> [Exercise]:
Please give the entries again in full and exactly, without any picture.

[Start of Records provided]

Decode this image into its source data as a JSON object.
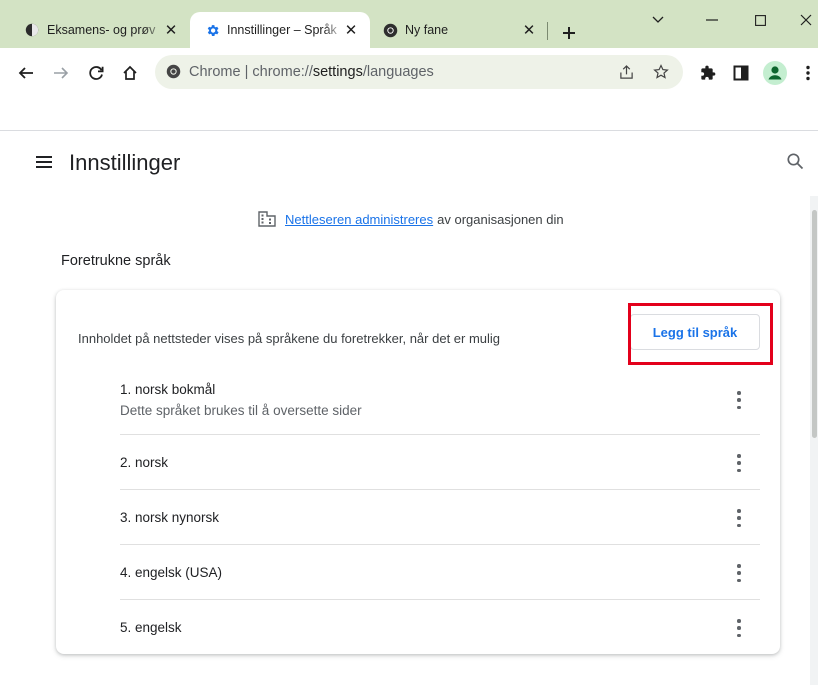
{
  "tabs": [
    {
      "title": "Eksamens- og prøv",
      "icon": "exam-site-icon",
      "close": "✕"
    },
    {
      "title": "Innstillinger – Språk",
      "icon": "settings-gear-icon",
      "close": "✕",
      "active": true
    },
    {
      "title": "Ny fane",
      "icon": "chrome-icon",
      "close": "✕"
    }
  ],
  "toolbar": {
    "omnibox_site": "Chrome",
    "omnibox_sep": " | ",
    "url_prefix": "chrome://",
    "url_host": "settings",
    "url_path": "/languages"
  },
  "settings": {
    "title": "Innstillinger",
    "managed_link": "Nettleseren administreres",
    "managed_rest": "av organisasjonen din",
    "section_title": "Foretrukne språk",
    "card_description": "Innholdet på nettsteder vises på språkene du foretrekker, når det er mulig",
    "add_button": "Legg til språk",
    "languages": [
      {
        "name": "1. norsk bokmål",
        "sub": "Dette språket brukes til å oversette sider"
      },
      {
        "name": "2. norsk"
      },
      {
        "name": "3. norsk nynorsk"
      },
      {
        "name": "4. engelsk (USA)"
      },
      {
        "name": "5. engelsk"
      }
    ]
  },
  "colors": {
    "tabstrip": "#d3e3c4",
    "accent": "#1a73e8",
    "highlight": "#e3001b"
  }
}
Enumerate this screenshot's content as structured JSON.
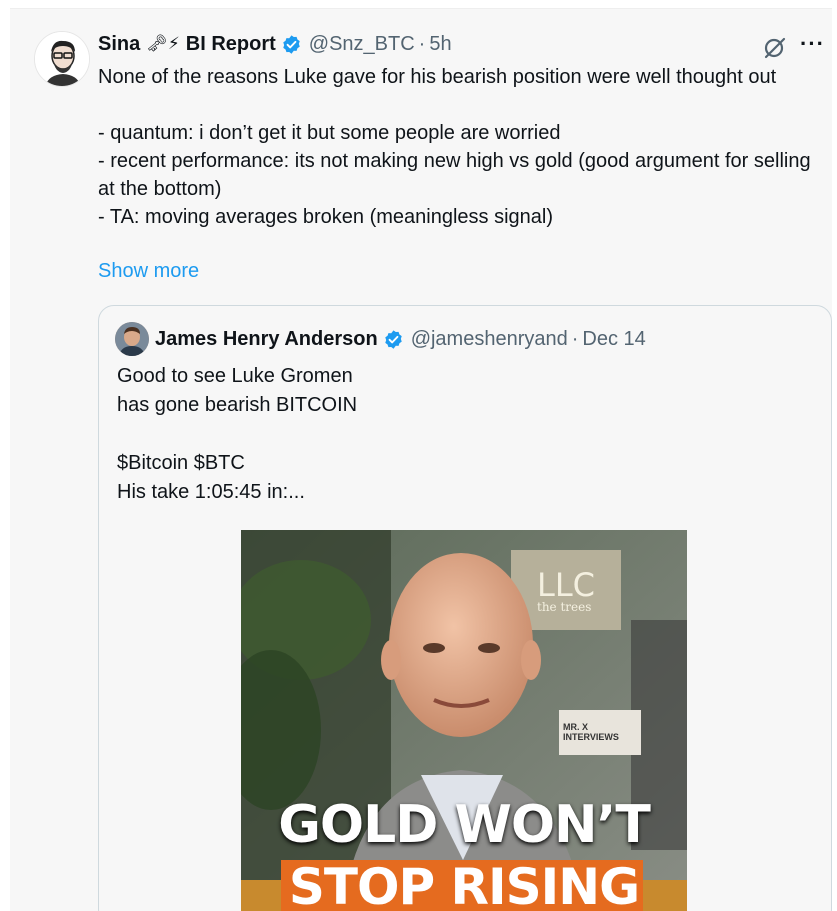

[End of Records provided]

> [Written response]:
Decode this image into its source data as a JSON object.
{
  "tabs": [
    {
      "title": "Eksamens- og prøv",
      "icon": "exam-site-icon",
      "close": "✕"
    },
    {
      "title": "Innstillinger – Språk",
      "icon": "settings-gear-icon",
      "close": "✕",
      "active": true
    },
    {
      "title": "Ny fane",
      "icon": "chrome-icon",
      "close": "✕"
    }
  ],
  "toolbar": {
    "omnibox_site": "Chrome",
    "omnibox_sep": " | ",
    "url_prefix": "chrome://",
    "url_host": "settings",
    "url_path": "/languages"
  },
  "settings": {
    "title": "Innstillinger",
    "managed_link": "Nettleseren administreres",
    "managed_rest": "av organisasjonen din",
    "section_title": "Foretrukne språk",
    "card_description": "Innholdet på nettsteder vises på språkene du foretrekker, når det er mulig",
    "add_button": "Legg til språk",
    "languages": [
      {
        "name": "1. norsk bokmål",
        "sub": "Dette språket brukes til å oversette sider"
      },
      {
        "name": "2. norsk"
      },
      {
        "name": "3. norsk nynorsk"
      },
      {
        "name": "4. engelsk (USA)"
      },
      {
        "name": "5. engelsk"
      }
    ]
  },
  "colors": {
    "tabstrip": "#d3e3c4",
    "accent": "#1a73e8",
    "highlight": "#e3001b"
  }
}
Enumerate this screenshot's content as structured JSON.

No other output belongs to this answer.